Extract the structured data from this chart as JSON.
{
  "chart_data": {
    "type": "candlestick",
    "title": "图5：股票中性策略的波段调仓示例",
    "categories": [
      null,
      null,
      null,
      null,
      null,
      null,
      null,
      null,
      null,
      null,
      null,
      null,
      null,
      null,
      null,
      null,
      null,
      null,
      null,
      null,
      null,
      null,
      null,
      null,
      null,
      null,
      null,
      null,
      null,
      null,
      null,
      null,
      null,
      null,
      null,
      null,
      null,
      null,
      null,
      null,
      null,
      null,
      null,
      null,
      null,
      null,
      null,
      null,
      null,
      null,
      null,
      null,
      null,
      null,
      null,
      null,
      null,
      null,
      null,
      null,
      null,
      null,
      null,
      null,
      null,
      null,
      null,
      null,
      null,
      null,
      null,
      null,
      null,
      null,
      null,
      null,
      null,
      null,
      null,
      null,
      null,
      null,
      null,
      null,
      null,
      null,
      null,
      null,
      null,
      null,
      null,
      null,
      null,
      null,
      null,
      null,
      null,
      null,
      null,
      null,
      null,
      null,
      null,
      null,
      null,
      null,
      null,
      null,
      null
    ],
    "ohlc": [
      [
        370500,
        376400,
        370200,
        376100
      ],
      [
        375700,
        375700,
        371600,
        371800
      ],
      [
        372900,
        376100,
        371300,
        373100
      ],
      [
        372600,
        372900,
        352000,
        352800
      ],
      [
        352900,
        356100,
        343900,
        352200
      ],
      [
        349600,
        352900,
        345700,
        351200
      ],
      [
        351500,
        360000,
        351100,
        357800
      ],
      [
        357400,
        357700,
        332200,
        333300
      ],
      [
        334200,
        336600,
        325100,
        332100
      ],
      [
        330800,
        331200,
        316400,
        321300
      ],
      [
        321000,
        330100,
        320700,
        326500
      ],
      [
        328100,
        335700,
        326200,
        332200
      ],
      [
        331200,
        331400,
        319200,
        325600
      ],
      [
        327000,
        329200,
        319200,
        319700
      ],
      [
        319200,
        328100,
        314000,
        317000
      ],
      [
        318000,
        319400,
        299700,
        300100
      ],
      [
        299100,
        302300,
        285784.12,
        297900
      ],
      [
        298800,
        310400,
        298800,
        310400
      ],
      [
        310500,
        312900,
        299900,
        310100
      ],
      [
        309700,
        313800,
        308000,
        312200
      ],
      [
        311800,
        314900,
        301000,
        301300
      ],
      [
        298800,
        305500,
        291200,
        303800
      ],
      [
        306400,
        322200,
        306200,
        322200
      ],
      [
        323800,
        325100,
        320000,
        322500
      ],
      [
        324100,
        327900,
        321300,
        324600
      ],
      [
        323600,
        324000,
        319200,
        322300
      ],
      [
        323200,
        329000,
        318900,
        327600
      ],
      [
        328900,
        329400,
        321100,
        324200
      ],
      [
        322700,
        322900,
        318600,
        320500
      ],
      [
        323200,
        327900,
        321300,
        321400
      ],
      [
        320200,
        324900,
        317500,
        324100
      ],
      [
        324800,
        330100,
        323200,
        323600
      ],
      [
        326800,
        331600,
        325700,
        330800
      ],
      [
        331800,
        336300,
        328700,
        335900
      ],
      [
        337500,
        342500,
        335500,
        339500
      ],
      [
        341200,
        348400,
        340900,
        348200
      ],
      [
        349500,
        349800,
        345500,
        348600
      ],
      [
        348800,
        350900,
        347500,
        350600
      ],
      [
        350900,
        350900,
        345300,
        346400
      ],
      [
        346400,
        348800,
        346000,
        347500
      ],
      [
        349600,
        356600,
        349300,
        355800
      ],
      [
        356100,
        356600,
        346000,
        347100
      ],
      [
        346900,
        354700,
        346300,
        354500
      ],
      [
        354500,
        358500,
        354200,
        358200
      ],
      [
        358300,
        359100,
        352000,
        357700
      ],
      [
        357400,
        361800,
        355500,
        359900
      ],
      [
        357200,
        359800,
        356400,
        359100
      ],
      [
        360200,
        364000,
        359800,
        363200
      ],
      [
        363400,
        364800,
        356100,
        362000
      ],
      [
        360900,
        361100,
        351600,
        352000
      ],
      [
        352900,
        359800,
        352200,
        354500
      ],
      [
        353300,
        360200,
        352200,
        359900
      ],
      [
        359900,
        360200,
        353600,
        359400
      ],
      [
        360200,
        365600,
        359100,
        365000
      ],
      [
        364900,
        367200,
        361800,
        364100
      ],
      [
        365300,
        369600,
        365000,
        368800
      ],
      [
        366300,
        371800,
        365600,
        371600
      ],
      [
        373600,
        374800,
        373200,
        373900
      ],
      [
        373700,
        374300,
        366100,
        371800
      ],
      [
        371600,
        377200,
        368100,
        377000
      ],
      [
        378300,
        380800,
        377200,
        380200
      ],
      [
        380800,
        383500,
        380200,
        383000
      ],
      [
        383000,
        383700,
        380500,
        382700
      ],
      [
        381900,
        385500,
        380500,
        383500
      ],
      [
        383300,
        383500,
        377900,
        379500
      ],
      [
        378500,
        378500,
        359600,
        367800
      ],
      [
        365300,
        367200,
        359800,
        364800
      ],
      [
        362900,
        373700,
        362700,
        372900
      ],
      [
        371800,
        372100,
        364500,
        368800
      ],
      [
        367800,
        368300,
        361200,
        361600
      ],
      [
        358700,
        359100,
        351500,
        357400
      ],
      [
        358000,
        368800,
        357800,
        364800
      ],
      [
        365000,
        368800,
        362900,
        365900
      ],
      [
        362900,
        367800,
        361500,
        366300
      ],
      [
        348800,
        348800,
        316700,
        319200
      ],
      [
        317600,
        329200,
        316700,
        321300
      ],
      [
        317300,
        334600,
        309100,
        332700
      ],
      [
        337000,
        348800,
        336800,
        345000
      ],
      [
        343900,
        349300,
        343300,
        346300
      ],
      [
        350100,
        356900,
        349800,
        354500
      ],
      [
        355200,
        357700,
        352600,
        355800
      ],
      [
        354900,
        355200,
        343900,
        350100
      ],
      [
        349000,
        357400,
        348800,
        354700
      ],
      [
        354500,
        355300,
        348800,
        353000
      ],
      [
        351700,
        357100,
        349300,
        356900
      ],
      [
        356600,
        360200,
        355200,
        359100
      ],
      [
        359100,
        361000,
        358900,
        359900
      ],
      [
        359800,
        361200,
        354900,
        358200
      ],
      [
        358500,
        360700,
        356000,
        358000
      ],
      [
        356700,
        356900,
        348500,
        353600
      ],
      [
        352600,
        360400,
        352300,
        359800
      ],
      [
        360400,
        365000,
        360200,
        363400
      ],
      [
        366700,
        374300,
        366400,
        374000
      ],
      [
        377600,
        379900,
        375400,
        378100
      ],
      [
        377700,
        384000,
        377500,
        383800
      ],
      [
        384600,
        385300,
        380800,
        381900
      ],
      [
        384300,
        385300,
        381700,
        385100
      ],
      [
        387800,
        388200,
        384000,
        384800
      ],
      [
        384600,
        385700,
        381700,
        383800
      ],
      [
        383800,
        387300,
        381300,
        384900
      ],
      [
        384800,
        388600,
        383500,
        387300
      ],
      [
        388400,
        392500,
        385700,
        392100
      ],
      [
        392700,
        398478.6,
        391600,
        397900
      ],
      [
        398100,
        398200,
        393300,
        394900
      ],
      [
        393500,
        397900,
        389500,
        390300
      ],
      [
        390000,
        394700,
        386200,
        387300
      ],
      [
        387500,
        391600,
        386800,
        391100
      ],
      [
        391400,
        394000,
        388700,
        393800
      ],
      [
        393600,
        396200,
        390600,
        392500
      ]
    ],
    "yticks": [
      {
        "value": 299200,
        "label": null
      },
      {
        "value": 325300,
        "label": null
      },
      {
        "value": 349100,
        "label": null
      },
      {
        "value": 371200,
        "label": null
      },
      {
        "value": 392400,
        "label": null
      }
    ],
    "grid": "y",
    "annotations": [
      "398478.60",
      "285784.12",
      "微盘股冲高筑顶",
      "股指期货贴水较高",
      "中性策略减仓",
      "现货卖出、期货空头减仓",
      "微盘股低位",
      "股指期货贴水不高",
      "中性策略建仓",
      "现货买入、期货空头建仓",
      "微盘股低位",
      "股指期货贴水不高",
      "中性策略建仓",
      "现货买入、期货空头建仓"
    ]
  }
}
--
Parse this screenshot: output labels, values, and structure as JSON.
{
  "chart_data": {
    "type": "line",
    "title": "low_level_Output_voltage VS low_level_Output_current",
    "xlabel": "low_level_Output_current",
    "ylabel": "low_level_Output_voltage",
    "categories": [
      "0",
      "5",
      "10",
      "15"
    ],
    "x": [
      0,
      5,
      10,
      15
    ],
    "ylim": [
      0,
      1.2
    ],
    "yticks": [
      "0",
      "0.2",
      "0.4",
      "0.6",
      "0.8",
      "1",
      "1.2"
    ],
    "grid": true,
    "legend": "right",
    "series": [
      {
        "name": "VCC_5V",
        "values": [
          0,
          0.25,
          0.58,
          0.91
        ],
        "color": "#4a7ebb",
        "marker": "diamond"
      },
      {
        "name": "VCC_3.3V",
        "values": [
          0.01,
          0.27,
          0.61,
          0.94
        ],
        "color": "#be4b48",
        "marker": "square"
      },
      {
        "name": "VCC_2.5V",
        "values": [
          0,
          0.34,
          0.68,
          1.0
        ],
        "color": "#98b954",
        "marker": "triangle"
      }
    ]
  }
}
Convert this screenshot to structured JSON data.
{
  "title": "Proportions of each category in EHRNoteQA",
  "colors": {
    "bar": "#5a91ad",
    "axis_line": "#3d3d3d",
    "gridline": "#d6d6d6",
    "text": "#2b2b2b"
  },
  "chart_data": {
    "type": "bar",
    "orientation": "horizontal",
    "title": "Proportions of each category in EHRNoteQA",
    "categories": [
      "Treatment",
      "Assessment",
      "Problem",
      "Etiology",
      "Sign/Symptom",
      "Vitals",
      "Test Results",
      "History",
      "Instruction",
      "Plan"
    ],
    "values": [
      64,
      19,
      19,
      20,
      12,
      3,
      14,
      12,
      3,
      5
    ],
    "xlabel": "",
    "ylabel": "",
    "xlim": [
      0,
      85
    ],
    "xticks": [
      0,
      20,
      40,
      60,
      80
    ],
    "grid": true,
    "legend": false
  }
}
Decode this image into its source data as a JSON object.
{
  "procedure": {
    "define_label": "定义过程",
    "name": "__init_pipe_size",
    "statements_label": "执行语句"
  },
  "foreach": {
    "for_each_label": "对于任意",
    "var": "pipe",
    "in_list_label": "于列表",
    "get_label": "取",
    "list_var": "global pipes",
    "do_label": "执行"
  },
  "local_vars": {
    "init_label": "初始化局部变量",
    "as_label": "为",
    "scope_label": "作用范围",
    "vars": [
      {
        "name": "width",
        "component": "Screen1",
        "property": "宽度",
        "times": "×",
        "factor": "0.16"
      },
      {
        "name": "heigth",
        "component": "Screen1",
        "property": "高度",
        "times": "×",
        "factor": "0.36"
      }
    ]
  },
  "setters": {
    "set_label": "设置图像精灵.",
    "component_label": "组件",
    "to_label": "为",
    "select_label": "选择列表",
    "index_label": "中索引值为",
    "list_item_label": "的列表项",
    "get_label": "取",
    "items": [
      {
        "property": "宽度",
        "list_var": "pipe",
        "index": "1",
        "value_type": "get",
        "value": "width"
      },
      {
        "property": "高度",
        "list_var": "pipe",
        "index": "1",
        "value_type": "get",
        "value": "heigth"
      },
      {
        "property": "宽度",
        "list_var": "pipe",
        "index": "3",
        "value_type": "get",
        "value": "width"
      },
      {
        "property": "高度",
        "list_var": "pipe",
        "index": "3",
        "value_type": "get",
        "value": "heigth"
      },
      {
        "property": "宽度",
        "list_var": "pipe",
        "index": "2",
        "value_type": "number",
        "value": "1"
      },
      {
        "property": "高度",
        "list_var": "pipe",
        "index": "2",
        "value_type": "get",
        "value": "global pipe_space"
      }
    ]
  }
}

**DO THIS**
Scan the lines for the string "EHRNoteQA". Copy out each line that matches.

**OUTPUT FOR THIS TASK**
  "title": "Proportions of each category in EHRNoteQA",
    "title": "Proportions of each category in EHRNoteQA",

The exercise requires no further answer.